Work required :: Transcribe the entries below exactly.

Records from a collection

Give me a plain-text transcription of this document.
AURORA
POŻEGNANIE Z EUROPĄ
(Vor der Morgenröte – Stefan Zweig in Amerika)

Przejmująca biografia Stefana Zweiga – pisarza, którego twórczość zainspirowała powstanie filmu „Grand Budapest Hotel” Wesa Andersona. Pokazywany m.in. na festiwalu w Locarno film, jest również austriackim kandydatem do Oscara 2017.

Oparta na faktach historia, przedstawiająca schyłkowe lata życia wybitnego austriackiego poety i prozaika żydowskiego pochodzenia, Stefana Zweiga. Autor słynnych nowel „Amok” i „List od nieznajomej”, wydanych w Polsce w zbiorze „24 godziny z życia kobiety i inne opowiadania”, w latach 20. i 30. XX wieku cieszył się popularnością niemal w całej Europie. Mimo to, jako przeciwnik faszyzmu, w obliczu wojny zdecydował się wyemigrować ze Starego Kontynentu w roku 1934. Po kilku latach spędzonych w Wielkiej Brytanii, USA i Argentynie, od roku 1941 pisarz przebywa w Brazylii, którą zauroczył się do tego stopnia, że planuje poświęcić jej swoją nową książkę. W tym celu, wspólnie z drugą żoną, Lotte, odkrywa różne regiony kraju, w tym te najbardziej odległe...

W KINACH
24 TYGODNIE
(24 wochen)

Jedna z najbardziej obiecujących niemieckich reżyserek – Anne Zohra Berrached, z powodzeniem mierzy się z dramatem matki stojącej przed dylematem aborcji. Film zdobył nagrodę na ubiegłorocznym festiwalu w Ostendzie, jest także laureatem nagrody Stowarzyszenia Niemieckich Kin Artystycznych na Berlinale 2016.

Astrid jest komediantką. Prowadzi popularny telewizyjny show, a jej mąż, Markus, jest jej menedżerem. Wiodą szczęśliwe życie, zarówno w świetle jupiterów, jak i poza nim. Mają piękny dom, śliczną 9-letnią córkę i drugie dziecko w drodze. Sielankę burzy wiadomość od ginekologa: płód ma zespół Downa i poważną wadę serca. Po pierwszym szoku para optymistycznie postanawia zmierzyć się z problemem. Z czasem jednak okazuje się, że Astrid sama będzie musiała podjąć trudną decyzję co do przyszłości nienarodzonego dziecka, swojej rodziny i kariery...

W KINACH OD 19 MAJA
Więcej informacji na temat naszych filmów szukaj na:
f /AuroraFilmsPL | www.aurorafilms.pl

Problem solution ::
Give me a plain-text transcription of this document.
AURORA
POŻEGNANIE Z EUROPĄ
(Vor der Morgenröte – Stefan Zweig in Amerika)

Przejmująca biografia Stefana Zweiga – pisarza, którego twórczość zainspirowała powstanie filmu „Grand Budapest Hotel” Wesa Andersona. Pokazywany m.in. na festiwalu w Locarno film, jest również austriackim kandydatem do Oscara 2017.

Oparta na faktach historia, przedstawiająca schyłkowe lata życia wybitnego austriackiego poety i prozaika żydowskiego pochodzenia, Stefana Zweiga. Autor słynnych nowel „Amok” i „List od nieznajomej”, wydanych w Polsce w zbiorze „24 godziny z życia kobiety i inne opowiadania”, w latach 20. i 30. XX wieku cieszył się popularnością niemal w całej Europie. Mimo to, jako przeciwnik faszyzmu, w obliczu wojny zdecydował się wyemigrować ze Starego Kontynentu w roku 1934. Po kilku latach spędzonych w Wielkiej Brytanii, USA i Argentynie, od roku 1941 pisarz przebywa w Brazylii, którą zauroczył się do tego stopnia, że planuje poświęcić jej swoją nową książkę. W tym celu, wspólnie z drugą żoną, Lotte, odkrywa różne regiony kraju, w tym te najbardziej odległe...

W KINACH
24 TYGODNIE
(24 wochen)

Jedna z najbardziej obiecujących niemieckich reżyserek – Anne Zohra Berrached, z powodzeniem mierzy się z dramatem matki stojącej przed dylematem aborcji. Film zdobył nagrodę na ubiegłorocznym festiwalu w Ostendzie, jest także laureatem nagrody Stowarzyszenia Niemieckich Kin Artystycznych na Berlinale 2016.

Astrid jest komediantką. Prowadzi popularny telewizyjny show, a jej mąż, Markus, jest jej menedżerem. Wiodą szczęśliwe życie, zarówno w świetle jupiterów, jak i poza nim. Mają piękny dom, śliczną 9-letnią córkę i drugie dziecko w drodze. Sielankę burzy wiadomość od ginekologa: płód ma zespół Downa i poważną wadę serca. Po pierwszym szoku para optymistycznie postanawia zmierzyć się z problemem. Z czasem jednak okazuje się, że Astrid sama będzie musiała podjąć trudną decyzję co do przyszłości nienarodzonego dziecka, swojej rodziny i kariery...

W KINACH OD 19 MAJA
Więcej informacji na temat naszych filmów szukaj na:
f /AuroraFilmsPL | www.aurorafilms.pl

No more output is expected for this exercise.